▶ _Short exercise_
Go through the entries and transcribe each one exactly, dropping the pictures.

▶ _Data supplied_
==============================

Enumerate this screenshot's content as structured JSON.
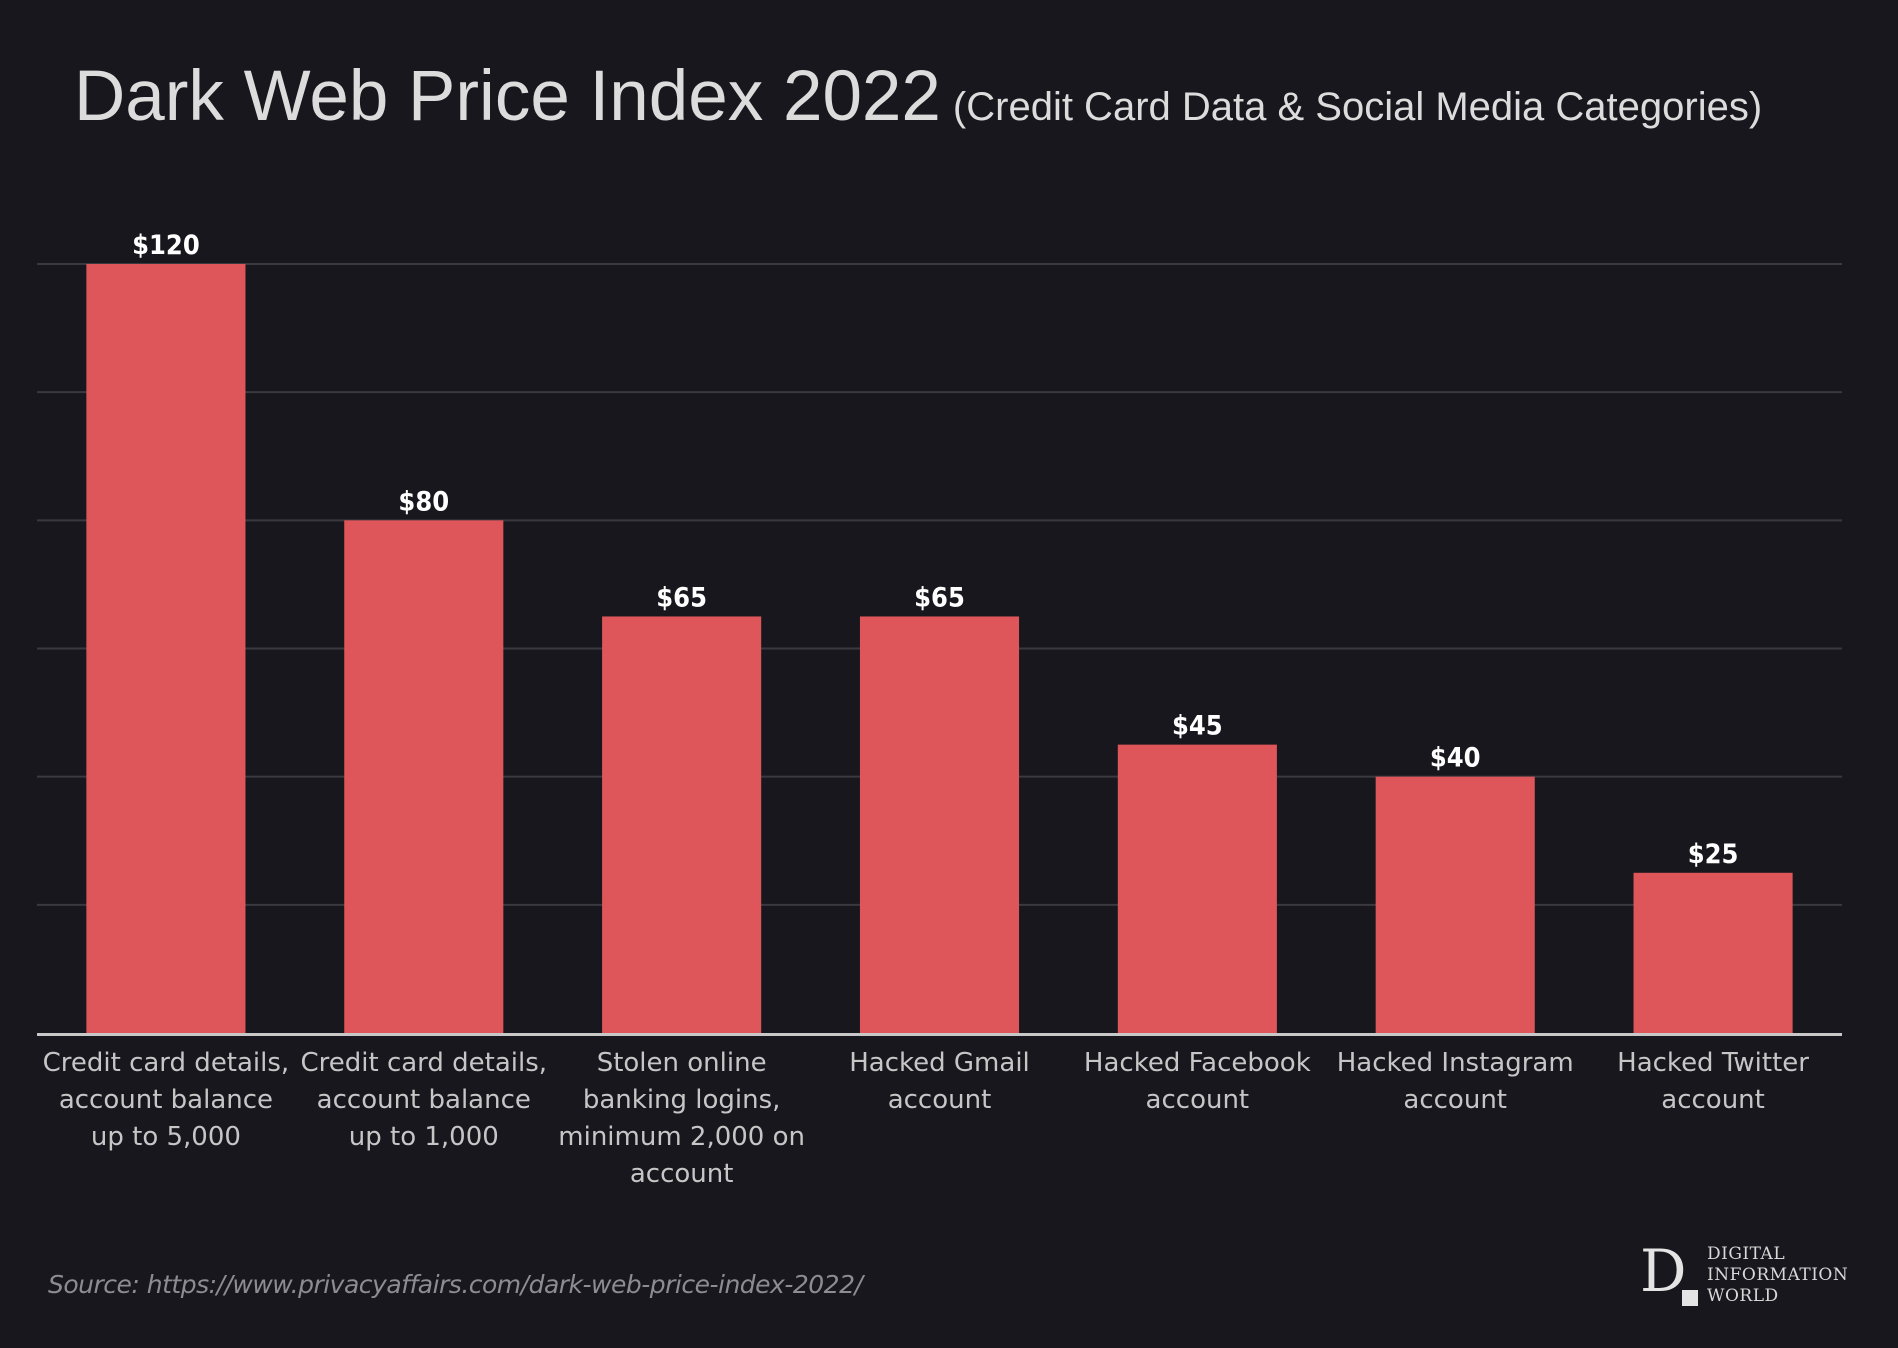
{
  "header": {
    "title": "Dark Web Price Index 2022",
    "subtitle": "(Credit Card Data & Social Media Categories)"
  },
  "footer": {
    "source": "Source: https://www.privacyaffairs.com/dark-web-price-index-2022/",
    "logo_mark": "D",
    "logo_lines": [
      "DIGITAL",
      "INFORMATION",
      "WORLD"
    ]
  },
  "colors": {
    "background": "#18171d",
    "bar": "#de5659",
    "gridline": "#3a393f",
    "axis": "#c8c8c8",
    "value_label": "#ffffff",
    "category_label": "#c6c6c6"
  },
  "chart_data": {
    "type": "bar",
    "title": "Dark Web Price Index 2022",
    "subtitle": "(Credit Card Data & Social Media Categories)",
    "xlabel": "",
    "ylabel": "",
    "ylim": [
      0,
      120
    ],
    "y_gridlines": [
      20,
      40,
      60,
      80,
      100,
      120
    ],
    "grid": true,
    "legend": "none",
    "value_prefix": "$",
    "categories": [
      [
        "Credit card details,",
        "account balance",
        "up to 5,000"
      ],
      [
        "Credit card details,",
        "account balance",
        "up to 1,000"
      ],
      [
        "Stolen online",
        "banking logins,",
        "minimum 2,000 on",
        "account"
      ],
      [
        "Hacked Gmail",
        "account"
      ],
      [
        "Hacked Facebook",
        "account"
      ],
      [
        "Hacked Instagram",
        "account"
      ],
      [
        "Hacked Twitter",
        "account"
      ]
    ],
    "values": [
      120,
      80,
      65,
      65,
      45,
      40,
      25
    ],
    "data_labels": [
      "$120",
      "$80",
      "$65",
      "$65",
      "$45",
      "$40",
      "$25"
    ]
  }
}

==============================

▶ _Complete answer_
Enumerate this screenshot's content as structured JSON.
{
  "header": {
    "title": "Dark Web Price Index 2022",
    "subtitle": "(Credit Card Data & Social Media Categories)"
  },
  "footer": {
    "source": "Source: https://www.privacyaffairs.com/dark-web-price-index-2022/",
    "logo_mark": "D",
    "logo_lines": [
      "DIGITAL",
      "INFORMATION",
      "WORLD"
    ]
  },
  "colors": {
    "background": "#18171d",
    "bar": "#de5659",
    "gridline": "#3a393f",
    "axis": "#c8c8c8",
    "value_label": "#ffffff",
    "category_label": "#c6c6c6"
  },
  "chart_data": {
    "type": "bar",
    "title": "Dark Web Price Index 2022",
    "subtitle": "(Credit Card Data & Social Media Categories)",
    "xlabel": "",
    "ylabel": "",
    "ylim": [
      0,
      120
    ],
    "y_gridlines": [
      20,
      40,
      60,
      80,
      100,
      120
    ],
    "grid": true,
    "legend": "none",
    "value_prefix": "$",
    "categories": [
      [
        "Credit card details,",
        "account balance",
        "up to 5,000"
      ],
      [
        "Credit card details,",
        "account balance",
        "up to 1,000"
      ],
      [
        "Stolen online",
        "banking logins,",
        "minimum 2,000 on",
        "account"
      ],
      [
        "Hacked Gmail",
        "account"
      ],
      [
        "Hacked Facebook",
        "account"
      ],
      [
        "Hacked Instagram",
        "account"
      ],
      [
        "Hacked Twitter",
        "account"
      ]
    ],
    "values": [
      120,
      80,
      65,
      65,
      45,
      40,
      25
    ],
    "data_labels": [
      "$120",
      "$80",
      "$65",
      "$65",
      "$45",
      "$40",
      "$25"
    ]
  }
}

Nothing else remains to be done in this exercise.